■ Recorded information:
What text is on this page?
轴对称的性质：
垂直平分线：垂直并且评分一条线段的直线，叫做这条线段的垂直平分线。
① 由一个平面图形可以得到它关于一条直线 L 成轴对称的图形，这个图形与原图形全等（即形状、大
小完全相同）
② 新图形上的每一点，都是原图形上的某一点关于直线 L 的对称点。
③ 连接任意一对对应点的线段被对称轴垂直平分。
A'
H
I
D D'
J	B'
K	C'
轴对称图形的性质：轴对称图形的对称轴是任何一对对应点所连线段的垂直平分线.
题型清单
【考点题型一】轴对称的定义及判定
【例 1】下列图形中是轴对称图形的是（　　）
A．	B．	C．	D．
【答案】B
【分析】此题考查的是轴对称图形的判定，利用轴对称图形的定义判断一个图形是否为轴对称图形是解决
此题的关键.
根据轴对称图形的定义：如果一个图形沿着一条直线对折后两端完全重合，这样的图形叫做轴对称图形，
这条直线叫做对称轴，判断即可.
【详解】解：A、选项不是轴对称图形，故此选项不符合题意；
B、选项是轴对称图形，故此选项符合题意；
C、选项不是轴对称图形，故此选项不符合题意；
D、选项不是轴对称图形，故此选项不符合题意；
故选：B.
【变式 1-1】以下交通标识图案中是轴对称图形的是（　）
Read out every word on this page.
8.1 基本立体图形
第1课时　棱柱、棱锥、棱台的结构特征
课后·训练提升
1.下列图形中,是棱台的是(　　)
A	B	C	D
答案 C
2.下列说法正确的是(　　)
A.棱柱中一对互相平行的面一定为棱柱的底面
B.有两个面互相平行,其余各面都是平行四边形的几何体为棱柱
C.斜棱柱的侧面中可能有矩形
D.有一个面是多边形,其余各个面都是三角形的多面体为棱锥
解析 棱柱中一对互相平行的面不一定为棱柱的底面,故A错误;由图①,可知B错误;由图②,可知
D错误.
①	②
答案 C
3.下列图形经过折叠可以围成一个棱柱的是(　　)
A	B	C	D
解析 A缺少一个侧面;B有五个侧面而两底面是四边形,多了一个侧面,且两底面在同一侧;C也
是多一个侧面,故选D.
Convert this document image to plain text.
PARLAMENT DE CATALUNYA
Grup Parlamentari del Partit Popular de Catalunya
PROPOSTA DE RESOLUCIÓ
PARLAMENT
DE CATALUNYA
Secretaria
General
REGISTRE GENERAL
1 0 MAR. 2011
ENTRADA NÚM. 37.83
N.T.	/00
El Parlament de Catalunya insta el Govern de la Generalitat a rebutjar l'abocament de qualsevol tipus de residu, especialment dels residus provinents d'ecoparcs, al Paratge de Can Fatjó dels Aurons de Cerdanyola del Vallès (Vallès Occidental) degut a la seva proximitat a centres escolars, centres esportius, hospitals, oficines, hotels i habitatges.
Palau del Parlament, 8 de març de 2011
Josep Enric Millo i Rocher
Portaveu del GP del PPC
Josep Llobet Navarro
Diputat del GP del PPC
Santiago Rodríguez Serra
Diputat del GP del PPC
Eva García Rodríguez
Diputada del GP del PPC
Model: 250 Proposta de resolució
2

■ Task brief: Write the complete data out, exactly as above.

■ Exercise output:
What text is on this page?
轴对称的性质：
垂直平分线：垂直并且评分一条线段的直线，叫做这条线段的垂直平分线。
① 由一个平面图形可以得到它关于一条直线 L 成轴对称的图形，这个图形与原图形全等（即形状、大
小完全相同）
② 新图形上的每一点，都是原图形上的某一点关于直线 L 的对称点。
③ 连接任意一对对应点的线段被对称轴垂直平分。
A'
H
I
D D'
J	B'
K	C'
轴对称图形的性质：轴对称图形的对称轴是任何一对对应点所连线段的垂直平分线.
题型清单
【考点题型一】轴对称的定义及判定
【例 1】下列图形中是轴对称图形的是（　　）
A．	B．	C．	D．
【答案】B
【分析】此题考查的是轴对称图形的判定，利用轴对称图形的定义判断一个图形是否为轴对称图形是解决
此题的关键.
根据轴对称图形的定义：如果一个图形沿着一条直线对折后两端完全重合，这样的图形叫做轴对称图形，
这条直线叫做对称轴，判断即可.
【详解】解：A、选项不是轴对称图形，故此选项不符合题意；
B、选项是轴对称图形，故此选项符合题意；
C、选项不是轴对称图形，故此选项不符合题意；
D、选项不是轴对称图形，故此选项不符合题意；
故选：B.
【变式 1-1】以下交通标识图案中是轴对称图形的是（　）
Read out every word on this page.
8.1 基本立体图形
第1课时　棱柱、棱锥、棱台的结构特征
课后·训练提升
1.下列图形中,是棱台的是(　　)
A	B	C	D
答案 C
2.下列说法正确的是(　　)
A.棱柱中一对互相平行的面一定为棱柱的底面
B.有两个面互相平行,其余各面都是平行四边形的几何体为棱柱
C.斜棱柱的侧面中可能有矩形
D.有一个面是多边形,其余各个面都是三角形的多面体为棱锥
解析 棱柱中一对互相平行的面不一定为棱柱的底面,故A错误;由图①,可知B错误;由图②,可知
D错误.
①	②
答案 C
3.下列图形经过折叠可以围成一个棱柱的是(　　)
A	B	C	D
解析 A缺少一个侧面;B有五个侧面而两底面是四边形,多了一个侧面,且两底面在同一侧;C也
是多一个侧面,故选D.
Convert this document image to plain text.
PARLAMENT DE CATALUNYA
Grup Parlamentari del Partit Popular de Catalunya
PROPOSTA DE RESOLUCIÓ
PARLAMENT
DE CATALUNYA
Secretaria
General
REGISTRE GENERAL
1 0 MAR. 2011
ENTRADA NÚM. 37.83
N.T.	/00
El Parlament de Catalunya insta el Govern de la Generalitat a rebutjar l'abocament de qualsevol tipus de residu, especialment dels residus provinents d'ecoparcs, al Paratge de Can Fatjó dels Aurons de Cerdanyola del Vallès (Vallès Occidental) degut a la seva proximitat a centres escolars, centres esportius, hospitals, oficines, hotels i habitatges.
Palau del Parlament, 8 de març de 2011
Josep Enric Millo i Rocher
Portaveu del GP del PPC
Josep Llobet Navarro
Diputat del GP del PPC
Santiago Rodríguez Serra
Diputat del GP del PPC
Eva García Rodríguez
Diputada del GP del PPC
Model: 250 Proposta de resolució
2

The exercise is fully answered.